[WHAT IS BEING ASKED]
Reproduce the complete listing without any deviation.

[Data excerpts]
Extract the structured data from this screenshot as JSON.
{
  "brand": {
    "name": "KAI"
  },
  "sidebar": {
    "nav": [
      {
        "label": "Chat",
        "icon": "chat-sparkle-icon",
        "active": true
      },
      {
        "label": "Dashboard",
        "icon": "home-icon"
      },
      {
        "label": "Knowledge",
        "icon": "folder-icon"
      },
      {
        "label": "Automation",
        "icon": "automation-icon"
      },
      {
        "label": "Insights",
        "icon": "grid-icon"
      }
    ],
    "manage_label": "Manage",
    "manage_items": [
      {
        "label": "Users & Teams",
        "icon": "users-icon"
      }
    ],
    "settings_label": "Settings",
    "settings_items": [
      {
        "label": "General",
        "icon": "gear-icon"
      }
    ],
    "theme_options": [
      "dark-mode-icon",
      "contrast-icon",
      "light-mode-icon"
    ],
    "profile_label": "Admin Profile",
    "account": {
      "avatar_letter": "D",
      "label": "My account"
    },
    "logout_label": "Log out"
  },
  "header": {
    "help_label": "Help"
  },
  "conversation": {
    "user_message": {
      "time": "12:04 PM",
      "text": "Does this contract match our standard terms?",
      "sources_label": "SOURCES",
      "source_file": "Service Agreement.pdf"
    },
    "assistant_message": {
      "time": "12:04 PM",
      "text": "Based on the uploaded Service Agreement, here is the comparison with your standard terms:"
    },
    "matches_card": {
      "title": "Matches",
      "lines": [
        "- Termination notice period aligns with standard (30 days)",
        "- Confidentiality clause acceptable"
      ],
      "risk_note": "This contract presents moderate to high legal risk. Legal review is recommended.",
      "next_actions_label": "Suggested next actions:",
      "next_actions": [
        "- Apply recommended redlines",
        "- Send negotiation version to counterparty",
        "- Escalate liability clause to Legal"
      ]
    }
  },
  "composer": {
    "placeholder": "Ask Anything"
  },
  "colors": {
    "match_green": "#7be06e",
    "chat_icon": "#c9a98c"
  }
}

[RESULT OF THIS TASK]
Extract the structured data from this screenshot as JSON.
{
  "brand": {
    "name": "KAI"
  },
  "sidebar": {
    "nav": [
      {
        "label": "Chat",
        "icon": "chat-sparkle-icon",
        "active": true
      },
      {
        "label": "Dashboard",
        "icon": "home-icon"
      },
      {
        "label": "Knowledge",
        "icon": "folder-icon"
      },
      {
        "label": "Automation",
        "icon": "automation-icon"
      },
      {
        "label": "Insights",
        "icon": "grid-icon"
      }
    ],
    "manage_label": "Manage",
    "manage_items": [
      {
        "label": "Users & Teams",
        "icon": "users-icon"
      }
    ],
    "settings_label": "Settings",
    "settings_items": [
      {
        "label": "General",
        "icon": "gear-icon"
      }
    ],
    "theme_options": [
      "dark-mode-icon",
      "contrast-icon",
      "light-mode-icon"
    ],
    "profile_label": "Admin Profile",
    "account": {
      "avatar_letter": "D",
      "label": "My account"
    },
    "logout_label": "Log out"
  },
  "header": {
    "help_label": "Help"
  },
  "conversation": {
    "user_message": {
      "time": "12:04 PM",
      "text": "Does this contract match our standard terms?",
      "sources_label": "SOURCES",
      "source_file": "Service Agreement.pdf"
    },
    "assistant_message": {
      "time": "12:04 PM",
      "text": "Based on the uploaded Service Agreement, here is the comparison with your standard terms:"
    },
    "matches_card": {
      "title": "Matches",
      "lines": [
        "- Termination notice period aligns with standard (30 days)",
        "- Confidentiality clause acceptable"
      ],
      "risk_note": "This contract presents moderate to high legal risk. Legal review is recommended.",
      "next_actions_label": "Suggested next actions:",
      "next_actions": [
        "- Apply recommended redlines",
        "- Send negotiation version to counterparty",
        "- Escalate liability clause to Legal"
      ]
    }
  },
  "composer": {
    "placeholder": "Ask Anything"
  },
  "colors": {
    "match_green": "#7be06e",
    "chat_icon": "#c9a98c"
  }
}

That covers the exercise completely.